Directions: Find every line containing the word "SDTVAR" in the records below; report only how many there are.
Extracted records start
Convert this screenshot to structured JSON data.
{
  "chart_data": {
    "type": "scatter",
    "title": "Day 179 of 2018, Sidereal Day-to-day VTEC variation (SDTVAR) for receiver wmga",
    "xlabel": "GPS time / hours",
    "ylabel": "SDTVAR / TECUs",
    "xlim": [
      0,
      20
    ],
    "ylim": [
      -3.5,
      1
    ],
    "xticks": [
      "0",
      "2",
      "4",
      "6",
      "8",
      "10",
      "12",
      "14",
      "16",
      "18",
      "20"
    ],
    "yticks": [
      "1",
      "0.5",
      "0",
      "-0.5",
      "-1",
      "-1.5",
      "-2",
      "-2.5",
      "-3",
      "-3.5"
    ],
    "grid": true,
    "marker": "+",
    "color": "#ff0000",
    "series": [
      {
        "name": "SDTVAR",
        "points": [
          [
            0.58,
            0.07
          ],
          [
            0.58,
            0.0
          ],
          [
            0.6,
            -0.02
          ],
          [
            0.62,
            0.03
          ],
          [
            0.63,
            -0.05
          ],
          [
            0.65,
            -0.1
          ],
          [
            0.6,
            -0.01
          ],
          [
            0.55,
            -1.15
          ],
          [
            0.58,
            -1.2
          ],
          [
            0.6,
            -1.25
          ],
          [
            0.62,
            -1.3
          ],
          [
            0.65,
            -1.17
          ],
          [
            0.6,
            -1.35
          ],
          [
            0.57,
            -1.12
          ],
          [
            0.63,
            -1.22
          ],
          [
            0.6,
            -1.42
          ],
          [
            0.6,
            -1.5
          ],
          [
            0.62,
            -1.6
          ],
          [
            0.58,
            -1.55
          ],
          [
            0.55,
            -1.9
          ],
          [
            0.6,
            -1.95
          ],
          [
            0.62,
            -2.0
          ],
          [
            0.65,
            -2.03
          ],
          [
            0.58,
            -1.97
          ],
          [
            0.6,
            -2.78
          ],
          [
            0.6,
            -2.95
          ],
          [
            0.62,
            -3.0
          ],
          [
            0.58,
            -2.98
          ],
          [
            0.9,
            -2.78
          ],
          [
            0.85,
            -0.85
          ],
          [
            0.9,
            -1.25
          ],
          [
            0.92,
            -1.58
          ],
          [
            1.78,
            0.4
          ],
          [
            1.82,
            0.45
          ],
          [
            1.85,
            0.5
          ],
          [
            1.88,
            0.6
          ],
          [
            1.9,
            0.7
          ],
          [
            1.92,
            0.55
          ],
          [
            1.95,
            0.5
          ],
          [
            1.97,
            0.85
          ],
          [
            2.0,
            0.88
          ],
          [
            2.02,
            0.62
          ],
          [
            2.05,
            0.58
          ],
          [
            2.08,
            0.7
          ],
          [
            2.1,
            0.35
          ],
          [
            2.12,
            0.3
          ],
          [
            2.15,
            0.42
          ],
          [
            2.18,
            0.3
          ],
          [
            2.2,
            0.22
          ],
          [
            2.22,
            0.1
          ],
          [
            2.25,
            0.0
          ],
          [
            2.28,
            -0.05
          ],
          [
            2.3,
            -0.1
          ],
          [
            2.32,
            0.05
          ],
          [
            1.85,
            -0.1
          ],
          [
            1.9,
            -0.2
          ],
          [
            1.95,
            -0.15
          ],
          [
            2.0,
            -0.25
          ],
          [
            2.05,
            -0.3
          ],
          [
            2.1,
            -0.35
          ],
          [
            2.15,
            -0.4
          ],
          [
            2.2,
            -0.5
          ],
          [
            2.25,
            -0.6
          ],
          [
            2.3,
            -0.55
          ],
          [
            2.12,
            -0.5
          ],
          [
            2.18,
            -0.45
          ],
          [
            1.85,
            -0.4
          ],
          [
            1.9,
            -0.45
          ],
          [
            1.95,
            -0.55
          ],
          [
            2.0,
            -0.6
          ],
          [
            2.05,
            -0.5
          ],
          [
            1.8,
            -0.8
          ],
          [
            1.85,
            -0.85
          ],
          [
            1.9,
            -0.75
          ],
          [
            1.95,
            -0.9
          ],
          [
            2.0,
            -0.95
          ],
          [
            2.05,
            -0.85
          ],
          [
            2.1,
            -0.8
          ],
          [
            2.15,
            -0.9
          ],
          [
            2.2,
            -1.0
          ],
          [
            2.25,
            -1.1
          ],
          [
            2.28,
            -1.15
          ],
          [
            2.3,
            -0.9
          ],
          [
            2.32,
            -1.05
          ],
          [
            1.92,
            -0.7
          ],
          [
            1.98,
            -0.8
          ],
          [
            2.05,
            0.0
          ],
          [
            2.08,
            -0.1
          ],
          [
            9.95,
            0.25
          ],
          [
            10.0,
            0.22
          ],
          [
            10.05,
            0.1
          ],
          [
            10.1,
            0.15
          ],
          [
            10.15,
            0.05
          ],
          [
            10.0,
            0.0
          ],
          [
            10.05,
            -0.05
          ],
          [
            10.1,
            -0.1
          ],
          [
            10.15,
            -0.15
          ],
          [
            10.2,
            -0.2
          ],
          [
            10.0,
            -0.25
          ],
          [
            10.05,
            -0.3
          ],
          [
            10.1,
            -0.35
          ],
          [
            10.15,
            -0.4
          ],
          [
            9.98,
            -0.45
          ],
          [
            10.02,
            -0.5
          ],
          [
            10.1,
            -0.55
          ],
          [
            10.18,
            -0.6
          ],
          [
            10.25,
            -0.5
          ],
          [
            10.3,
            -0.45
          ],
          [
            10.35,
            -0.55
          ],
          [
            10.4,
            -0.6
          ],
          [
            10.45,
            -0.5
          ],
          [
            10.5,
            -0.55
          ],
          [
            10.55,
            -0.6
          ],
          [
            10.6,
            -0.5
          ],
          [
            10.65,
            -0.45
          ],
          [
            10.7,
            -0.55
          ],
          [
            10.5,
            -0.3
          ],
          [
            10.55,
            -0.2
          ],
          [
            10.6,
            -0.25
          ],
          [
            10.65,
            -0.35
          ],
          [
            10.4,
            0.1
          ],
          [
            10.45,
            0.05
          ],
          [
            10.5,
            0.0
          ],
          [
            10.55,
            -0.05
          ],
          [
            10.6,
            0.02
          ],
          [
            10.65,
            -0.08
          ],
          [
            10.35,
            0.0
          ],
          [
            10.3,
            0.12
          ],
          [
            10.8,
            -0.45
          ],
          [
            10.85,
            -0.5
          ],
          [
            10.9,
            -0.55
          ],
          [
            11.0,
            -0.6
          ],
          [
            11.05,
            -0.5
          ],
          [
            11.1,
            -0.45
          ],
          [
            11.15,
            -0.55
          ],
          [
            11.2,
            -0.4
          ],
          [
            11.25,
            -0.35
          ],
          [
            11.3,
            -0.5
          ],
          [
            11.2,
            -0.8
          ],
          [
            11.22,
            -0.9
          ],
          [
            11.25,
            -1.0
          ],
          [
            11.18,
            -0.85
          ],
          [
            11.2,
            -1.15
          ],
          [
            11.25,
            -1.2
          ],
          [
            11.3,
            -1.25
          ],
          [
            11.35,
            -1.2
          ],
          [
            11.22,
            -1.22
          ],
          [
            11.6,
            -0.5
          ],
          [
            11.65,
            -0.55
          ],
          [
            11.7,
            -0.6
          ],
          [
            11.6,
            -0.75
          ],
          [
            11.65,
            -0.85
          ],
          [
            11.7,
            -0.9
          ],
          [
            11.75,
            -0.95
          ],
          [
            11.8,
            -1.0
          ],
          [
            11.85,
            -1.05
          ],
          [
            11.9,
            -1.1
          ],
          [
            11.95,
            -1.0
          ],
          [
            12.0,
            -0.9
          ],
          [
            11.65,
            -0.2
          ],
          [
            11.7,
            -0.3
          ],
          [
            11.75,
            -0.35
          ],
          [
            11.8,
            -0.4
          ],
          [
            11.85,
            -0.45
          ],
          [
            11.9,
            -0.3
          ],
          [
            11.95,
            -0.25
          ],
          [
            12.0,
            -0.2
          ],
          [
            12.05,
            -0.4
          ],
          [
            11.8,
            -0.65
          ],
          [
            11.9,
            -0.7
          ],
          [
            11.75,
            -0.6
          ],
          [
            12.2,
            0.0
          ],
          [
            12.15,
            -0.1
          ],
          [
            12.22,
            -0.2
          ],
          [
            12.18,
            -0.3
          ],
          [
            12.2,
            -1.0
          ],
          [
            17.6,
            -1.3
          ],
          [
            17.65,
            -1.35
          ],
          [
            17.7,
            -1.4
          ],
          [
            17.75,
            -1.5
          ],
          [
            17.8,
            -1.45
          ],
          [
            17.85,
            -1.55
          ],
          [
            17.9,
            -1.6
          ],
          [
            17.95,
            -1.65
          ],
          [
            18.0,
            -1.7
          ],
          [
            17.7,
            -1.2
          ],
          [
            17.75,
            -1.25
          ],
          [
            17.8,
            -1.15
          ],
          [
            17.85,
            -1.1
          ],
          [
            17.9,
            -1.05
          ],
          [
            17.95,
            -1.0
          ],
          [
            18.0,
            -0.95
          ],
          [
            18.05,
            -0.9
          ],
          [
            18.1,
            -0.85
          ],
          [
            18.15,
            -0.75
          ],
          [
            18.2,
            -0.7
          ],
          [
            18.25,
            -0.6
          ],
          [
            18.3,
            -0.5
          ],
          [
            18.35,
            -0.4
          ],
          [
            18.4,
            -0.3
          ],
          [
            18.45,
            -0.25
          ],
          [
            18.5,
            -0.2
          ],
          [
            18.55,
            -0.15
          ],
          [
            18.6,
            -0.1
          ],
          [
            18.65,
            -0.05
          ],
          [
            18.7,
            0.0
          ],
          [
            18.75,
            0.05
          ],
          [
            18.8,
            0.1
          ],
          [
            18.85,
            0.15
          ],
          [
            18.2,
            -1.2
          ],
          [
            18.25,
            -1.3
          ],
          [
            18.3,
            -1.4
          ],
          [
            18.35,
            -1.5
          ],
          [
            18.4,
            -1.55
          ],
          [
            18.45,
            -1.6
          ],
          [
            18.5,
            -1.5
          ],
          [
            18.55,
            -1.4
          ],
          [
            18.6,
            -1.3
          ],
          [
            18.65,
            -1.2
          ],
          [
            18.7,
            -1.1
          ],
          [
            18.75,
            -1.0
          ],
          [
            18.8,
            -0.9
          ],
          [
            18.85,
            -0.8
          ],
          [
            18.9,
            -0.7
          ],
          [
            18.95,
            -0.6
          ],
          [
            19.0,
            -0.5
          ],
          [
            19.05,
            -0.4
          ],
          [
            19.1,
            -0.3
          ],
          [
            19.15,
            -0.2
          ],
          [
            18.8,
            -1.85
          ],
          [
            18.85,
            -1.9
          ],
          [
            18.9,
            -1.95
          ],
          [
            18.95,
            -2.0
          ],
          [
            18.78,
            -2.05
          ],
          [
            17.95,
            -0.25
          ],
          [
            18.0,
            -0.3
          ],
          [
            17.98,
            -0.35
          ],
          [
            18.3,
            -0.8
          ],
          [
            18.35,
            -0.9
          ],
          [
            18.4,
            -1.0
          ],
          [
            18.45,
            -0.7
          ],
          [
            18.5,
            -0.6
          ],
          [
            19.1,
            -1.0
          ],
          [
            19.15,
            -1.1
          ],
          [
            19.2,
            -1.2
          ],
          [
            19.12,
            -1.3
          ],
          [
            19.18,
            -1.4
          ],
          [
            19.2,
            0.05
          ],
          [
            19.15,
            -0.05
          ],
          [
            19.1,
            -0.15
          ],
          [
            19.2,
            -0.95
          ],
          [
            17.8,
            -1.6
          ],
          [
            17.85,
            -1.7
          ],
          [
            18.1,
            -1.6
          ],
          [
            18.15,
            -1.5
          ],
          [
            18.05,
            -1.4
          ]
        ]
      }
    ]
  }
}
Extracted records end
Exercise response: 3